= DESCRIPTION OF THE TASK =
Copy out all the lines in the records that include the word "female".

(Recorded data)
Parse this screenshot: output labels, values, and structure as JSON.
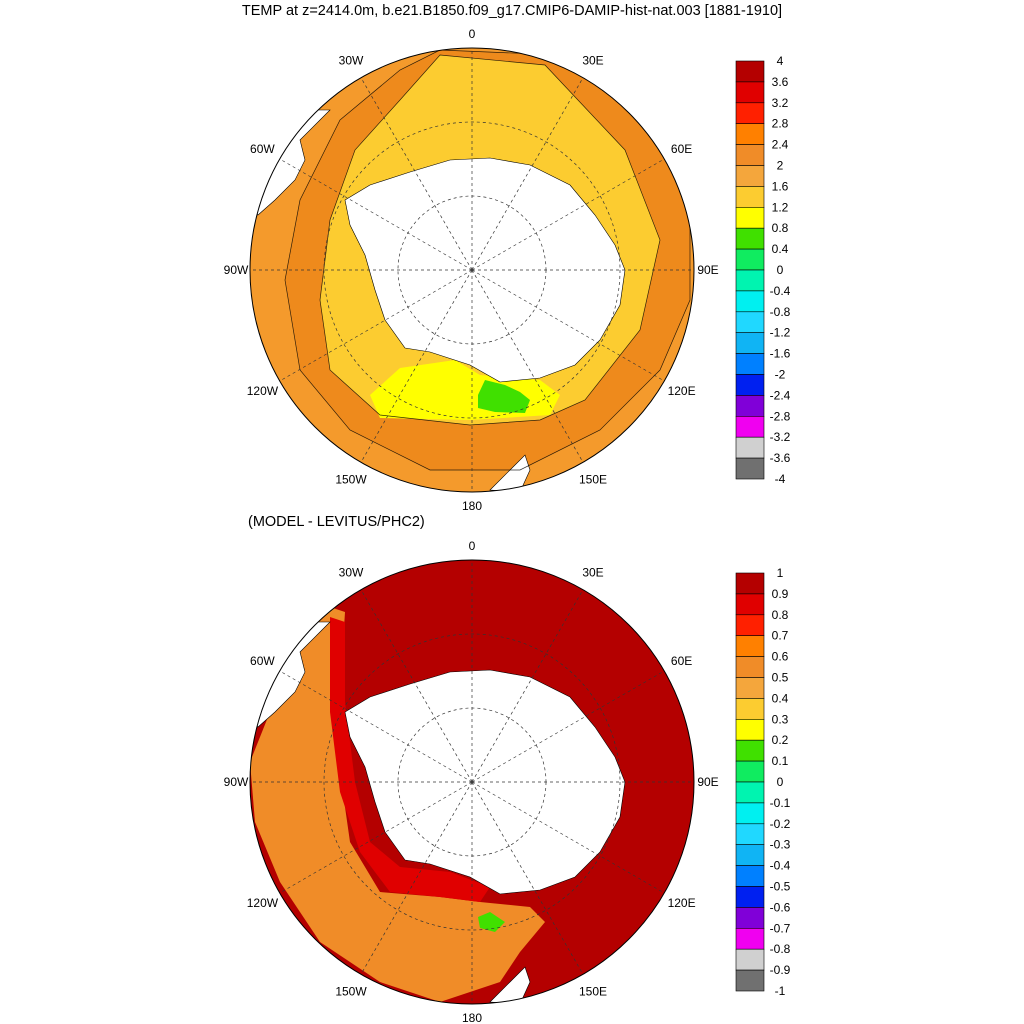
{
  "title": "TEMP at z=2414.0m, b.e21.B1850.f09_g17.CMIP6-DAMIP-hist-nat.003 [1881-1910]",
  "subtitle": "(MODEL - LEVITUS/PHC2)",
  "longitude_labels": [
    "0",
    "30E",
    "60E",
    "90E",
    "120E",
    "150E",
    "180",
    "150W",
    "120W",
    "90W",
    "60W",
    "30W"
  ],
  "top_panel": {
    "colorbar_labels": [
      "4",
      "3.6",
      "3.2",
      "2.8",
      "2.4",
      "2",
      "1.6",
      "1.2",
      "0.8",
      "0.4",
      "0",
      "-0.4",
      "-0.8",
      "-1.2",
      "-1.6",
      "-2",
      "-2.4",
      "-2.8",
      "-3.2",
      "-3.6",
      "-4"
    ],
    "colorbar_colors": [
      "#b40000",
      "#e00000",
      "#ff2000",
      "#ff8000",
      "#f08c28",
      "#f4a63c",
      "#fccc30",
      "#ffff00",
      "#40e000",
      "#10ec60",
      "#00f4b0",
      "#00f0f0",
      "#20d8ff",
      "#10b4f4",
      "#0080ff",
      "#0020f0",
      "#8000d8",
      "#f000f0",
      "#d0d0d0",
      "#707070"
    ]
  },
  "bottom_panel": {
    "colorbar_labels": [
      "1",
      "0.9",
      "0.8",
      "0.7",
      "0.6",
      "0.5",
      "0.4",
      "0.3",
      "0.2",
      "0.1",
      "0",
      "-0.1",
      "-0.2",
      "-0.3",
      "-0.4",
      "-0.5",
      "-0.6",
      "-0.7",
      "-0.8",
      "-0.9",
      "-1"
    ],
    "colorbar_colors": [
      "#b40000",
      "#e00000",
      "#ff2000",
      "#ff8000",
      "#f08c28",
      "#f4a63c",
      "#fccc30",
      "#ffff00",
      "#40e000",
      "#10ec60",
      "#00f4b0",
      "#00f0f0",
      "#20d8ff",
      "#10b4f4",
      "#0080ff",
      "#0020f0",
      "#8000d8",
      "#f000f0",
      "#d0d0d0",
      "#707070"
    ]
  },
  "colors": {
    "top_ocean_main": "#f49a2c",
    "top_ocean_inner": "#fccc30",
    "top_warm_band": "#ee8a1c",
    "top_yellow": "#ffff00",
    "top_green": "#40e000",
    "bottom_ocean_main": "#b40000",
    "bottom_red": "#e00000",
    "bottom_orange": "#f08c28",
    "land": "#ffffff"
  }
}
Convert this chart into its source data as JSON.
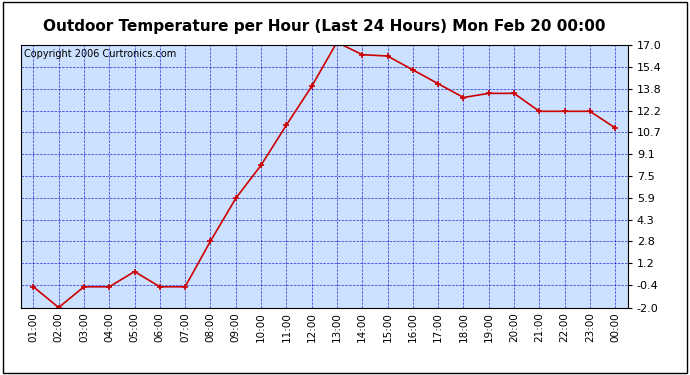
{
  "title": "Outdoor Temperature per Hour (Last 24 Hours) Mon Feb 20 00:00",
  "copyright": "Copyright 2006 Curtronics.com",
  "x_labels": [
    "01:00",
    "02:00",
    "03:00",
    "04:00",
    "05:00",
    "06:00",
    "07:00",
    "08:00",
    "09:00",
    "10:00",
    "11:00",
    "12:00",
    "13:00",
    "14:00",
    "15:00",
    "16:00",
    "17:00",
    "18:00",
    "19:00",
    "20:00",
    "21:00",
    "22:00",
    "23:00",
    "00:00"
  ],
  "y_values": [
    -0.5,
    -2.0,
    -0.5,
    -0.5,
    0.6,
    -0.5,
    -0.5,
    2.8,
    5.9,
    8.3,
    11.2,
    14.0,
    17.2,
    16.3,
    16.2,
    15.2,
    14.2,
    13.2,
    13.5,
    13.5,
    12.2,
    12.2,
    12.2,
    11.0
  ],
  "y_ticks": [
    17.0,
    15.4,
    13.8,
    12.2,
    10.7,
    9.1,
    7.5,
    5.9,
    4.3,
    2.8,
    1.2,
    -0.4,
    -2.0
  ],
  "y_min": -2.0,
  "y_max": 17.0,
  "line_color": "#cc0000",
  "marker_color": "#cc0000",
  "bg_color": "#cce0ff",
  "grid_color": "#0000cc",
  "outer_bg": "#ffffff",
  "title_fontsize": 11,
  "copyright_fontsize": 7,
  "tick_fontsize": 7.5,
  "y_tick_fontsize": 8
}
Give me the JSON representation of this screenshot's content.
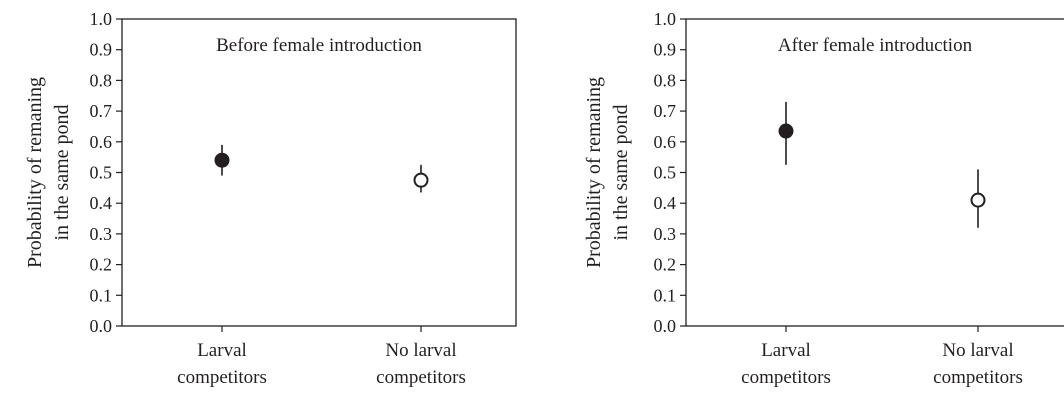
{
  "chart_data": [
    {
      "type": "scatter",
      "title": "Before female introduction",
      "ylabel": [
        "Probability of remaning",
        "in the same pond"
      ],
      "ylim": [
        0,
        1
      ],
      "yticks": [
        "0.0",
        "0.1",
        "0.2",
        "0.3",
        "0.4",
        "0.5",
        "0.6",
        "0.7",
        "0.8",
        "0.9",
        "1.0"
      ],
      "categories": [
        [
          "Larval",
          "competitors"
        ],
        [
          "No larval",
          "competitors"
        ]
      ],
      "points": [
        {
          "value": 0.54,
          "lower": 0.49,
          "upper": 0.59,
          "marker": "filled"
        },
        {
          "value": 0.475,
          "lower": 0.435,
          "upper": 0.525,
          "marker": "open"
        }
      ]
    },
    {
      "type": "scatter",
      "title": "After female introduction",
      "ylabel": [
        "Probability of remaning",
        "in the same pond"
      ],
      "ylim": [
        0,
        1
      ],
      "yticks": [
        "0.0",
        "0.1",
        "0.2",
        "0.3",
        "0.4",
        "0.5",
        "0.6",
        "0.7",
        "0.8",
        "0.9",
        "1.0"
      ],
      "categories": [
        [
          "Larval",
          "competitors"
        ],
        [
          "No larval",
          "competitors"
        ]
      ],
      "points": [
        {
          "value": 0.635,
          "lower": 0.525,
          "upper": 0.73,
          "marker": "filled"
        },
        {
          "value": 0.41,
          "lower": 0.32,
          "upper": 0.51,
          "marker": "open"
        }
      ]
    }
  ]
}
...
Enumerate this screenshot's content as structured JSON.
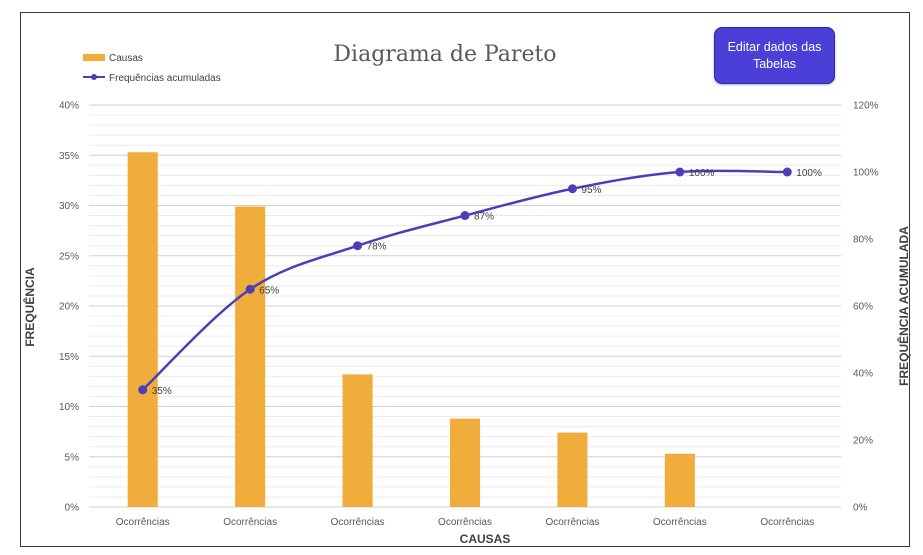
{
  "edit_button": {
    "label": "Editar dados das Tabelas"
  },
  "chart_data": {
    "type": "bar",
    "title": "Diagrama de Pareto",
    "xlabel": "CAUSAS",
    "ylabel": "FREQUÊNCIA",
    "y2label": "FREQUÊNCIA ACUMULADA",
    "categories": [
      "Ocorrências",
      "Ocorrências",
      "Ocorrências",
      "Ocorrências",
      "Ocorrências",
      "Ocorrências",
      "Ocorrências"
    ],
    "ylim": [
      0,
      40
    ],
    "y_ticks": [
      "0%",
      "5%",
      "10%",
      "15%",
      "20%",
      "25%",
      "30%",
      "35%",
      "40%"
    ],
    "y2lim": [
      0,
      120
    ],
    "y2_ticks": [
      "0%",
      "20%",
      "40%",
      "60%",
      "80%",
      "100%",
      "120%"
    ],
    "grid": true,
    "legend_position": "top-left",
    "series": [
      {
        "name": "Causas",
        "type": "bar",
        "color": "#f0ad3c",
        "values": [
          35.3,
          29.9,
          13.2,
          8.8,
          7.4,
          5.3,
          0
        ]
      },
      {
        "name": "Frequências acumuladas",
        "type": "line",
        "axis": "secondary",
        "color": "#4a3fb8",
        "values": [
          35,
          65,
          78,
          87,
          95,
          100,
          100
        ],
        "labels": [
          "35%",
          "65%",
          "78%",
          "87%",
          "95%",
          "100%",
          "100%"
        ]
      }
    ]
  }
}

= ANSWER TO THIS PROBLEM =
      "title": "Before female introduction",
      "title": "After female introduction",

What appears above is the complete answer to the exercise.